(Data items)
--- Begin ---

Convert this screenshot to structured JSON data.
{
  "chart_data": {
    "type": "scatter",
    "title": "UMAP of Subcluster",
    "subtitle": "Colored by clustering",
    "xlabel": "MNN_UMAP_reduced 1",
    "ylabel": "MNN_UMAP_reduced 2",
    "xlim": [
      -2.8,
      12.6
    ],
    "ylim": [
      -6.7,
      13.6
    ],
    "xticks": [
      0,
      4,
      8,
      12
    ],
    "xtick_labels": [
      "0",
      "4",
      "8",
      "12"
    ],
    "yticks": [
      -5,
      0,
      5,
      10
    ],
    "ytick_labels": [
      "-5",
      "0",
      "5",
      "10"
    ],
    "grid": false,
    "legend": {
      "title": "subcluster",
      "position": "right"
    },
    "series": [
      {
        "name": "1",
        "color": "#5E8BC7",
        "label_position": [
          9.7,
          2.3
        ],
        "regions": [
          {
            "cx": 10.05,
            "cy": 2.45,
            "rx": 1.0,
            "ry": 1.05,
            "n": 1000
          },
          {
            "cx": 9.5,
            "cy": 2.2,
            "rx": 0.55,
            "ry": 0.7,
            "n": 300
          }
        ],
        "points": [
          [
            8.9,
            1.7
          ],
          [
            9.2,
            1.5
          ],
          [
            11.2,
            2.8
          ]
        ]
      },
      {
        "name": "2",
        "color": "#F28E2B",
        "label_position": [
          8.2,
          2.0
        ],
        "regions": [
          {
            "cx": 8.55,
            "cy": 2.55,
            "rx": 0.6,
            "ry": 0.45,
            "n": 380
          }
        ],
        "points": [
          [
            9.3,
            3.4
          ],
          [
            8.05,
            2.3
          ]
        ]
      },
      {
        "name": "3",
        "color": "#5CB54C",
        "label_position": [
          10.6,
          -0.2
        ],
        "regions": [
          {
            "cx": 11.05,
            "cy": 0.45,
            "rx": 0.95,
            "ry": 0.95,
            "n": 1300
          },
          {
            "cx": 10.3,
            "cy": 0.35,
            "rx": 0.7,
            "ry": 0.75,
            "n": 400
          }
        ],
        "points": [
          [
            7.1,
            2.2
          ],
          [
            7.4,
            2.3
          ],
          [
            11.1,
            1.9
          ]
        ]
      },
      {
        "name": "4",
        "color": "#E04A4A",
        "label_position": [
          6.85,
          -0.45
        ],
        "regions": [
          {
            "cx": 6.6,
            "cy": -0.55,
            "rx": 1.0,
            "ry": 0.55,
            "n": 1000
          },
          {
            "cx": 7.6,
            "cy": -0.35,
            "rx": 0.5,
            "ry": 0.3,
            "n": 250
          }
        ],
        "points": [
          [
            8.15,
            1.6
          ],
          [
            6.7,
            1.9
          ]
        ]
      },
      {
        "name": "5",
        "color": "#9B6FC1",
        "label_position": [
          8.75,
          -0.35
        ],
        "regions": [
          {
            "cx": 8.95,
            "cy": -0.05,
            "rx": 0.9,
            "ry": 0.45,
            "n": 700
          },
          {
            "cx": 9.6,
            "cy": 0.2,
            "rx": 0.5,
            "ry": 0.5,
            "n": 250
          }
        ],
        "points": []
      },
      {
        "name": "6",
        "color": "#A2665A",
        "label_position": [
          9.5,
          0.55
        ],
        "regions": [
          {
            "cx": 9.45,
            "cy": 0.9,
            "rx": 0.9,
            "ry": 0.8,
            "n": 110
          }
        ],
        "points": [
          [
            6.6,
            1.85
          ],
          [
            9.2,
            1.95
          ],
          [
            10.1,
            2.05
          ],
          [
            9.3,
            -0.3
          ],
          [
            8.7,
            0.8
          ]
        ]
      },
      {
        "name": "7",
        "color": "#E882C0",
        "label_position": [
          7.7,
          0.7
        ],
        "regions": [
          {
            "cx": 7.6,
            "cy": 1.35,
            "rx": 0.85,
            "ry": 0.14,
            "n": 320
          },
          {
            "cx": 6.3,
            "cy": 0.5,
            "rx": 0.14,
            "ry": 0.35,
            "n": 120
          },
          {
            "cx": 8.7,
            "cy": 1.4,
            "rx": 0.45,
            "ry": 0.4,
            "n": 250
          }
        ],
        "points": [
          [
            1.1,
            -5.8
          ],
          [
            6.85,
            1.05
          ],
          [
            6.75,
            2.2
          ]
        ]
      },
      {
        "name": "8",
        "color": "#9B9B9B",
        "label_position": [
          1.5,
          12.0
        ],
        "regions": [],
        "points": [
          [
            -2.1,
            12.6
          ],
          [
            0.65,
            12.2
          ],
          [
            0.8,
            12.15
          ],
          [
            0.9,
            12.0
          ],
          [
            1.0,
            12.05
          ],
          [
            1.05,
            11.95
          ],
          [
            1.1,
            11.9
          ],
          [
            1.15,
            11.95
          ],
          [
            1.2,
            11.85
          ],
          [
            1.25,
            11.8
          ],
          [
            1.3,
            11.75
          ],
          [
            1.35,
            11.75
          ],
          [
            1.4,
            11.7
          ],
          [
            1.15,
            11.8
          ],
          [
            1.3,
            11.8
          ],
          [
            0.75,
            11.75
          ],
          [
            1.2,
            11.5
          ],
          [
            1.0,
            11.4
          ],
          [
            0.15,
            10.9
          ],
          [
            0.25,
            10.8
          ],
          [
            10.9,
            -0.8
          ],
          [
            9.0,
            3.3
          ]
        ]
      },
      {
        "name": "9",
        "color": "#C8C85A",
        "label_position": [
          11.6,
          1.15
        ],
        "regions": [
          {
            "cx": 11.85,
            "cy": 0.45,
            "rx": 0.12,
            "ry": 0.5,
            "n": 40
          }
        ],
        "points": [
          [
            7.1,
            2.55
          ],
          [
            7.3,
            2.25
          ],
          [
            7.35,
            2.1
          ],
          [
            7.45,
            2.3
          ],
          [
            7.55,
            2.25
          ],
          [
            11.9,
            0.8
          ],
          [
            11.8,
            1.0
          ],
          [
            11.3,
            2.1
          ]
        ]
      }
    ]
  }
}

--- End ---

■ What to produce
Faithfully transcribe the whole of the data.

■ Expected output
Convert this screenshot to structured JSON data.
{
  "chart_data": {
    "type": "scatter",
    "title": "UMAP of Subcluster",
    "subtitle": "Colored by clustering",
    "xlabel": "MNN_UMAP_reduced 1",
    "ylabel": "MNN_UMAP_reduced 2",
    "xlim": [
      -2.8,
      12.6
    ],
    "ylim": [
      -6.7,
      13.6
    ],
    "xticks": [
      0,
      4,
      8,
      12
    ],
    "xtick_labels": [
      "0",
      "4",
      "8",
      "12"
    ],
    "yticks": [
      -5,
      0,
      5,
      10
    ],
    "ytick_labels": [
      "-5",
      "0",
      "5",
      "10"
    ],
    "grid": false,
    "legend": {
      "title": "subcluster",
      "position": "right"
    },
    "series": [
      {
        "name": "1",
        "color": "#5E8BC7",
        "label_position": [
          9.7,
          2.3
        ],
        "regions": [
          {
            "cx": 10.05,
            "cy": 2.45,
            "rx": 1.0,
            "ry": 1.05,
            "n": 1000
          },
          {
            "cx": 9.5,
            "cy": 2.2,
            "rx": 0.55,
            "ry": 0.7,
            "n": 300
          }
        ],
        "points": [
          [
            8.9,
            1.7
          ],
          [
            9.2,
            1.5
          ],
          [
            11.2,
            2.8
          ]
        ]
      },
      {
        "name": "2",
        "color": "#F28E2B",
        "label_position": [
          8.2,
          2.0
        ],
        "regions": [
          {
            "cx": 8.55,
            "cy": 2.55,
            "rx": 0.6,
            "ry": 0.45,
            "n": 380
          }
        ],
        "points": [
          [
            9.3,
            3.4
          ],
          [
            8.05,
            2.3
          ]
        ]
      },
      {
        "name": "3",
        "color": "#5CB54C",
        "label_position": [
          10.6,
          -0.2
        ],
        "regions": [
          {
            "cx": 11.05,
            "cy": 0.45,
            "rx": 0.95,
            "ry": 0.95,
            "n": 1300
          },
          {
            "cx": 10.3,
            "cy": 0.35,
            "rx": 0.7,
            "ry": 0.75,
            "n": 400
          }
        ],
        "points": [
          [
            7.1,
            2.2
          ],
          [
            7.4,
            2.3
          ],
          [
            11.1,
            1.9
          ]
        ]
      },
      {
        "name": "4",
        "color": "#E04A4A",
        "label_position": [
          6.85,
          -0.45
        ],
        "regions": [
          {
            "cx": 6.6,
            "cy": -0.55,
            "rx": 1.0,
            "ry": 0.55,
            "n": 1000
          },
          {
            "cx": 7.6,
            "cy": -0.35,
            "rx": 0.5,
            "ry": 0.3,
            "n": 250
          }
        ],
        "points": [
          [
            8.15,
            1.6
          ],
          [
            6.7,
            1.9
          ]
        ]
      },
      {
        "name": "5",
        "color": "#9B6FC1",
        "label_position": [
          8.75,
          -0.35
        ],
        "regions": [
          {
            "cx": 8.95,
            "cy": -0.05,
            "rx": 0.9,
            "ry": 0.45,
            "n": 700
          },
          {
            "cx": 9.6,
            "cy": 0.2,
            "rx": 0.5,
            "ry": 0.5,
            "n": 250
          }
        ],
        "points": []
      },
      {
        "name": "6",
        "color": "#A2665A",
        "label_position": [
          9.5,
          0.55
        ],
        "regions": [
          {
            "cx": 9.45,
            "cy": 0.9,
            "rx": 0.9,
            "ry": 0.8,
            "n": 110
          }
        ],
        "points": [
          [
            6.6,
            1.85
          ],
          [
            9.2,
            1.95
          ],
          [
            10.1,
            2.05
          ],
          [
            9.3,
            -0.3
          ],
          [
            8.7,
            0.8
          ]
        ]
      },
      {
        "name": "7",
        "color": "#E882C0",
        "label_position": [
          7.7,
          0.7
        ],
        "regions": [
          {
            "cx": 7.6,
            "cy": 1.35,
            "rx": 0.85,
            "ry": 0.14,
            "n": 320
          },
          {
            "cx": 6.3,
            "cy": 0.5,
            "rx": 0.14,
            "ry": 0.35,
            "n": 120
          },
          {
            "cx": 8.7,
            "cy": 1.4,
            "rx": 0.45,
            "ry": 0.4,
            "n": 250
          }
        ],
        "points": [
          [
            1.1,
            -5.8
          ],
          [
            6.85,
            1.05
          ],
          [
            6.75,
            2.2
          ]
        ]
      },
      {
        "name": "8",
        "color": "#9B9B9B",
        "label_position": [
          1.5,
          12.0
        ],
        "regions": [],
        "points": [
          [
            -2.1,
            12.6
          ],
          [
            0.65,
            12.2
          ],
          [
            0.8,
            12.15
          ],
          [
            0.9,
            12.0
          ],
          [
            1.0,
            12.05
          ],
          [
            1.05,
            11.95
          ],
          [
            1.1,
            11.9
          ],
          [
            1.15,
            11.95
          ],
          [
            1.2,
            11.85
          ],
          [
            1.25,
            11.8
          ],
          [
            1.3,
            11.75
          ],
          [
            1.35,
            11.75
          ],
          [
            1.4,
            11.7
          ],
          [
            1.15,
            11.8
          ],
          [
            1.3,
            11.8
          ],
          [
            0.75,
            11.75
          ],
          [
            1.2,
            11.5
          ],
          [
            1.0,
            11.4
          ],
          [
            0.15,
            10.9
          ],
          [
            0.25,
            10.8
          ],
          [
            10.9,
            -0.8
          ],
          [
            9.0,
            3.3
          ]
        ]
      },
      {
        "name": "9",
        "color": "#C8C85A",
        "label_position": [
          11.6,
          1.15
        ],
        "regions": [
          {
            "cx": 11.85,
            "cy": 0.45,
            "rx": 0.12,
            "ry": 0.5,
            "n": 40
          }
        ],
        "points": [
          [
            7.1,
            2.55
          ],
          [
            7.3,
            2.25
          ],
          [
            7.35,
            2.1
          ],
          [
            7.45,
            2.3
          ],
          [
            7.55,
            2.25
          ],
          [
            11.9,
            0.8
          ],
          [
            11.8,
            1.0
          ],
          [
            11.3,
            2.1
          ]
        ]
      }
    ]
  }
}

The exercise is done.